-- AIM --
Write the data below out exactly as it stands. Do not include the pictures.

---------- EXCERPTED DATA

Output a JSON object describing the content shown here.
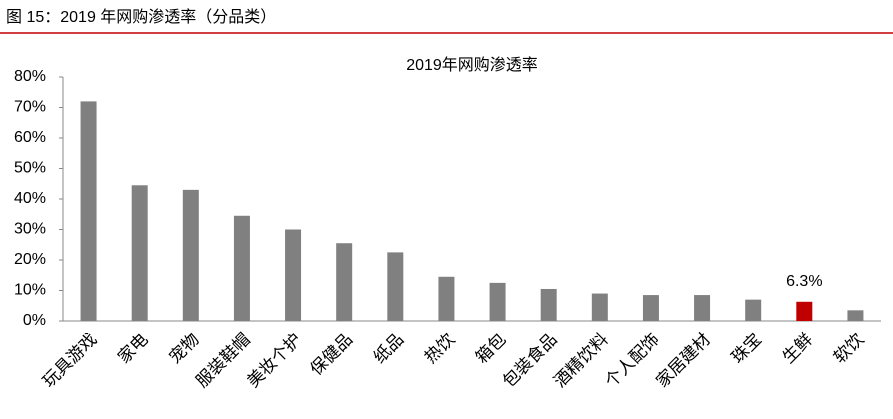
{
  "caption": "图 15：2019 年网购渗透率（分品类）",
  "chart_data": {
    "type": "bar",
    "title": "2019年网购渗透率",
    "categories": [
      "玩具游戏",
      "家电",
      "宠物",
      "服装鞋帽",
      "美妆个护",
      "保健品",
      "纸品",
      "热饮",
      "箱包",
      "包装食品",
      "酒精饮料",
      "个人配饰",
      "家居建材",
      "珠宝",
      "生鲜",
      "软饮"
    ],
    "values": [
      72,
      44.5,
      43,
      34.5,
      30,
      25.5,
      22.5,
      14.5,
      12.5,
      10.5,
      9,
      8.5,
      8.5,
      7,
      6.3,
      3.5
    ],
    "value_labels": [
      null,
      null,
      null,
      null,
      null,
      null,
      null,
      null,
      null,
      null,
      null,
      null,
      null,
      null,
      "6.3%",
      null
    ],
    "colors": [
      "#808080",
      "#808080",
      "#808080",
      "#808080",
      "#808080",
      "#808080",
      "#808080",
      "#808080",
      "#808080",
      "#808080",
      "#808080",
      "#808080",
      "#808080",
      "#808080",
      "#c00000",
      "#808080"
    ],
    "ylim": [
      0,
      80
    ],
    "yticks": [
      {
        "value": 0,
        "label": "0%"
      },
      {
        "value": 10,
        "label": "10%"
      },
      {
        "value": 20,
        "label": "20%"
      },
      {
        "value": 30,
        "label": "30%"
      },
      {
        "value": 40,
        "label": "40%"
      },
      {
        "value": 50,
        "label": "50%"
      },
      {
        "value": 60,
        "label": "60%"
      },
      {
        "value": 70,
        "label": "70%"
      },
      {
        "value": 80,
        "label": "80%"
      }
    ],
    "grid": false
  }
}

--------------------

-- SOLUTION --
Output a JSON object describing the content shown here.
{
  "caption": "图 15：2019 年网购渗透率（分品类）",
  "chart_data": {
    "type": "bar",
    "title": "2019年网购渗透率",
    "categories": [
      "玩具游戏",
      "家电",
      "宠物",
      "服装鞋帽",
      "美妆个护",
      "保健品",
      "纸品",
      "热饮",
      "箱包",
      "包装食品",
      "酒精饮料",
      "个人配饰",
      "家居建材",
      "珠宝",
      "生鲜",
      "软饮"
    ],
    "values": [
      72,
      44.5,
      43,
      34.5,
      30,
      25.5,
      22.5,
      14.5,
      12.5,
      10.5,
      9,
      8.5,
      8.5,
      7,
      6.3,
      3.5
    ],
    "value_labels": [
      null,
      null,
      null,
      null,
      null,
      null,
      null,
      null,
      null,
      null,
      null,
      null,
      null,
      null,
      "6.3%",
      null
    ],
    "colors": [
      "#808080",
      "#808080",
      "#808080",
      "#808080",
      "#808080",
      "#808080",
      "#808080",
      "#808080",
      "#808080",
      "#808080",
      "#808080",
      "#808080",
      "#808080",
      "#808080",
      "#c00000",
      "#808080"
    ],
    "ylim": [
      0,
      80
    ],
    "yticks": [
      {
        "value": 0,
        "label": "0%"
      },
      {
        "value": 10,
        "label": "10%"
      },
      {
        "value": 20,
        "label": "20%"
      },
      {
        "value": 30,
        "label": "30%"
      },
      {
        "value": 40,
        "label": "40%"
      },
      {
        "value": 50,
        "label": "50%"
      },
      {
        "value": 60,
        "label": "60%"
      },
      {
        "value": 70,
        "label": "70%"
      },
      {
        "value": 80,
        "label": "80%"
      }
    ],
    "grid": false
  }
}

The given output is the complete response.